▸ CHALLENGE: Check each line of the data for "sible" and select those that have it.

▸ MATERIAL PROVIDED:
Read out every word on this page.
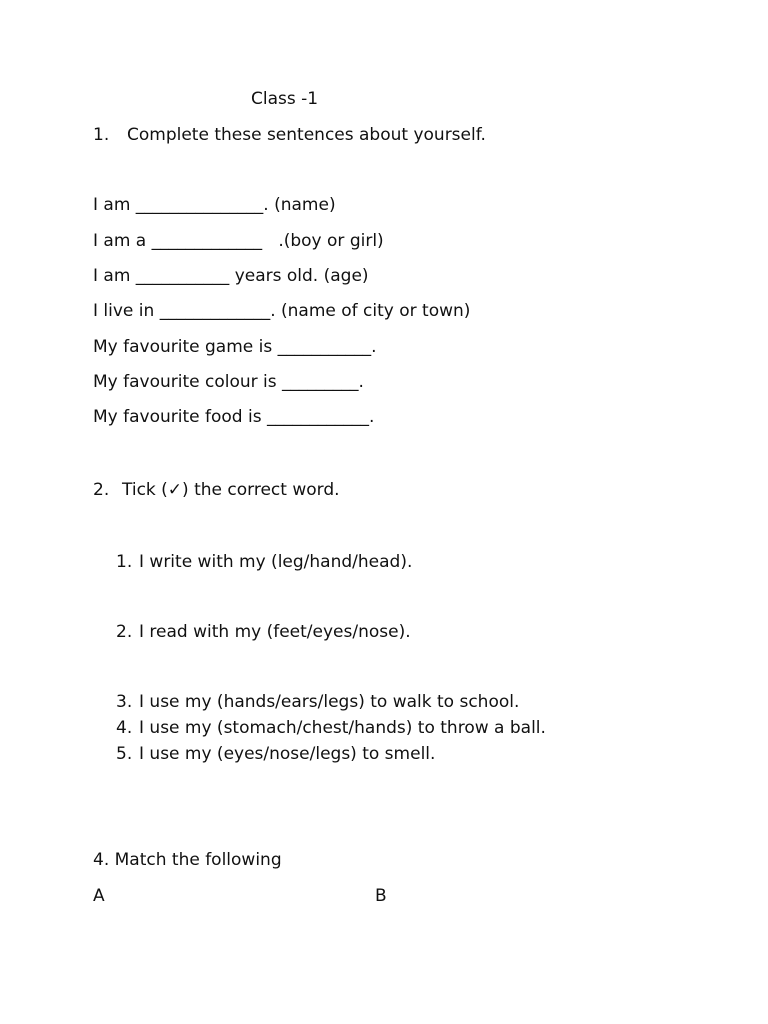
Class -1
1. Complete these sentences about yourself.
I am _______________. (name)
I am a _____________   .(boy or girl)
I am ___________ years old. (age)
I live in _____________. (name of city or town)
My favourite game is ___________.
My favourite colour is _________.
My favourite food is ____________.
2. Tick (✓) the correct word.
1. I write with my (leg/hand/head).
2. I read with my (feet/eyes/nose).
3. I use my (hands/ears/legs) to walk to school.
4. I use my (stomach/chest/hands) to throw a ball.
5. I use my (eyes/nose/legs) to smell.
4. Match the following
A	B
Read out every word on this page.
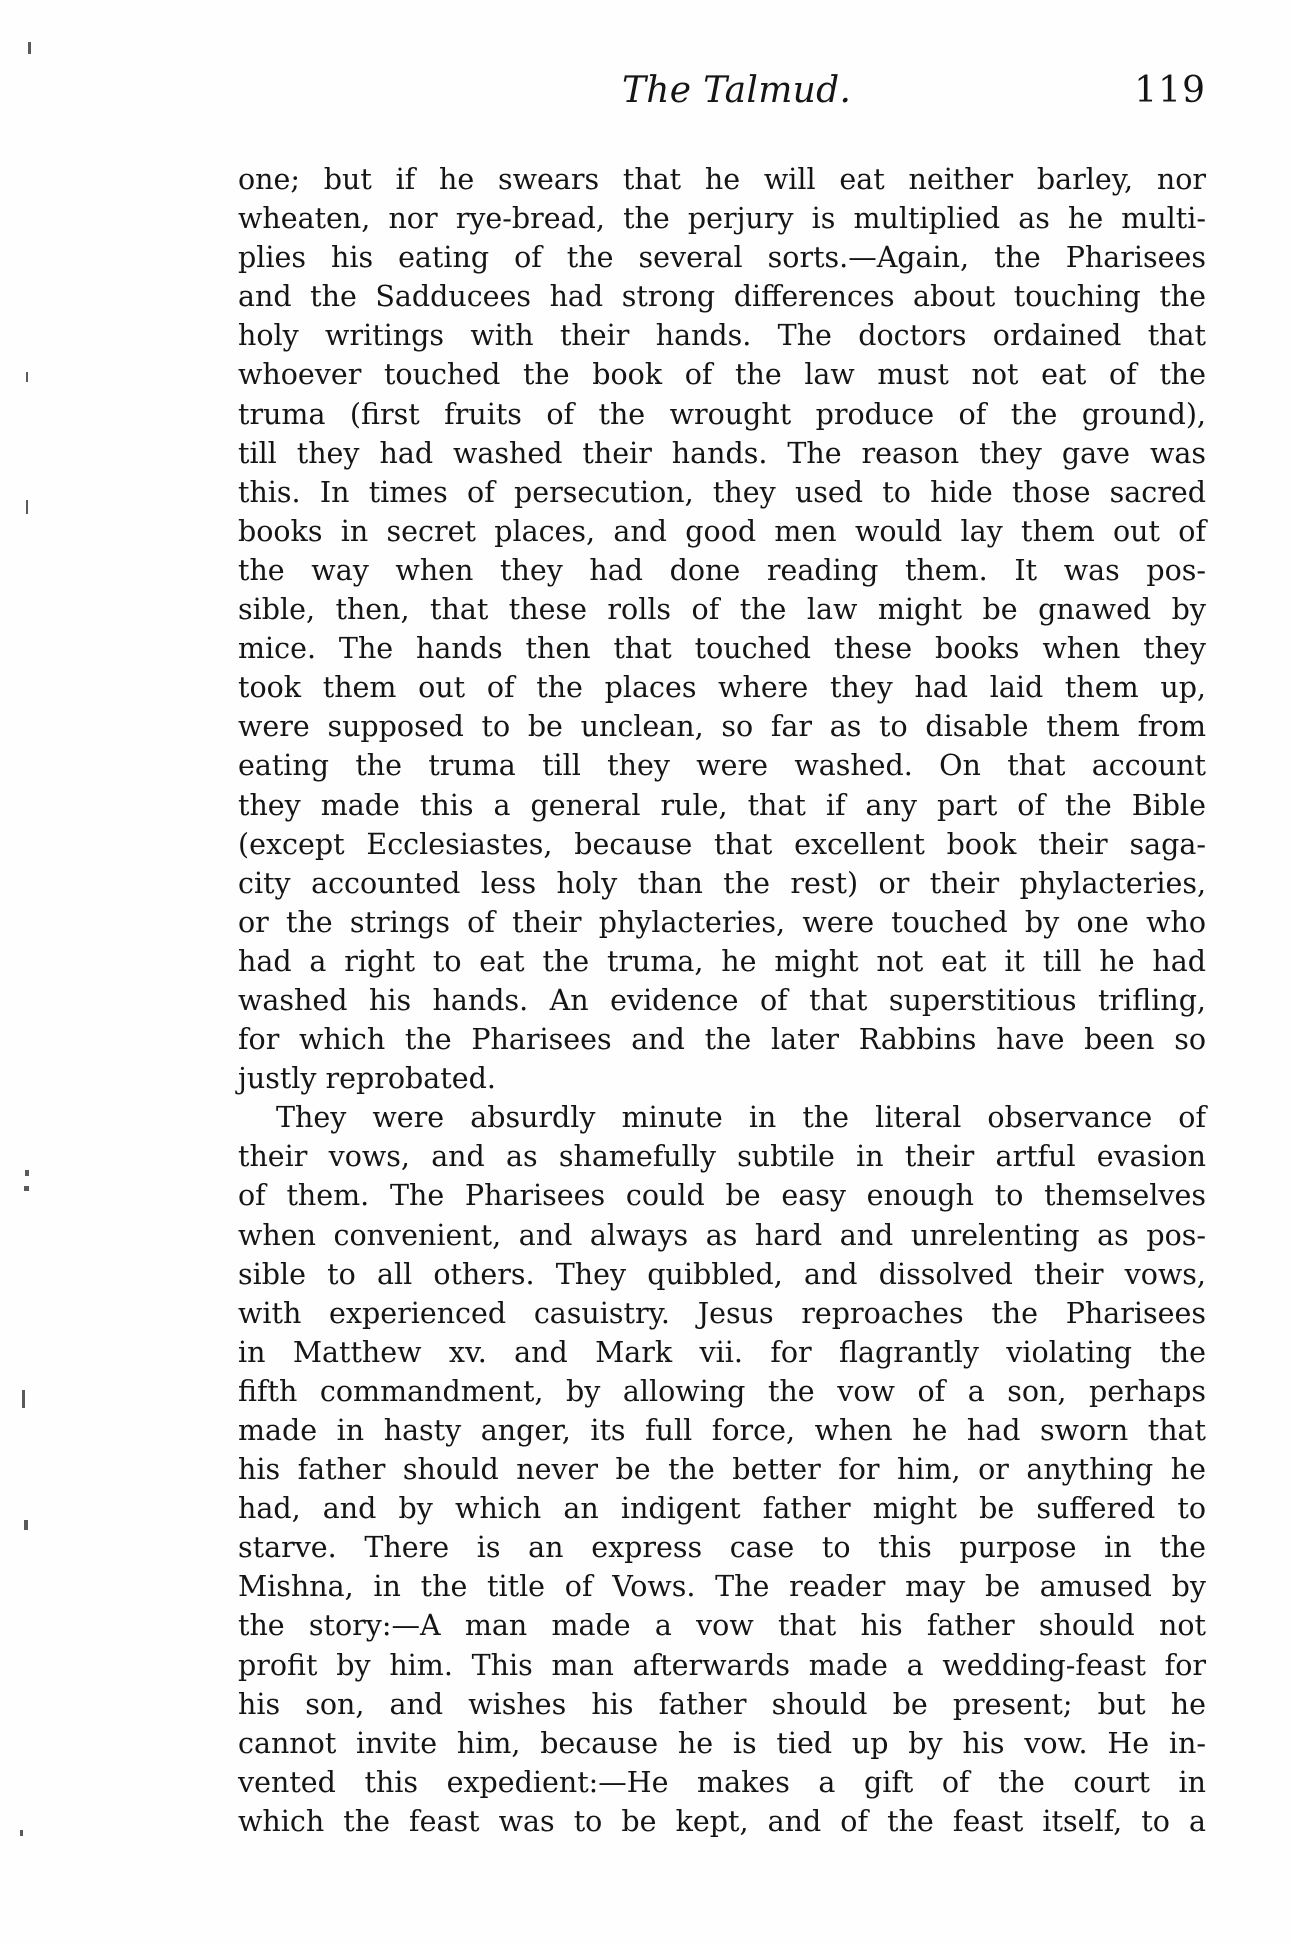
The Talmud.	119
one; but if he swears that he will eat neither barley, nor
wheaten, nor rye-bread, the perjury is multiplied as he multi-
plies his eating of the several sorts.—Again, the Pharisees
and the Sadducees had strong differences about touching the
holy writings with their hands. The doctors ordained that
whoever touched the book of the law must not eat of the
truma (first fruits of the wrought produce of the ground),
till they had washed their hands. The reason they gave was
this. In times of persecution, they used to hide those sacred
books in secret places, and good men would lay them out of
the way when they had done reading them. It was pos-
sible, then, that these rolls of the law might be gnawed by
mice. The hands then that touched these books when they
took them out of the places where they had laid them up,
were supposed to be unclean, so far as to disable them from
eating the truma till they were washed. On that account
they made this a general rule, that if any part of the Bible
(except Ecclesiastes, because that excellent book their saga-
city accounted less holy than the rest) or their phylacteries,
or the strings of their phylacteries, were touched by one who
had a right to eat the truma, he might not eat it till he had
washed his hands. An evidence of that superstitious trifling,
for which the Pharisees and the later Rabbins have been so
justly reprobated.
They were absurdly minute in the literal observance of
their vows, and as shamefully subtile in their artful evasion
of them. The Pharisees could be easy enough to themselves
when convenient, and always as hard and unrelenting as pos-
sible to all others. They quibbled, and dissolved their vows,
with experienced casuistry. Jesus reproaches the Pharisees
in Matthew xv. and Mark vii. for flagrantly violating the
fifth commandment, by allowing the vow of a son, perhaps
made in hasty anger, its full force, when he had sworn that
his father should never be the better for him, or anything he
had, and by which an indigent father might be suffered to
starve. There is an express case to this purpose in the
Mishna, in the title of Vows. The reader may be amused by
the story:—A man made a vow that his father should not
profit by him. This man afterwards made a wedding-feast for
his son, and wishes his father should be present; but he
cannot invite him, because he is tied up by his vow. He in-
vented this expedient:—He makes a gift of the court in
which the feast was to be kept, and of the feast itself, to a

▸ COMPLETE ANSWER:
sible, then, that these rolls of the law might be gnawed by
sible to all others. They quibbled, and dissolved their vows,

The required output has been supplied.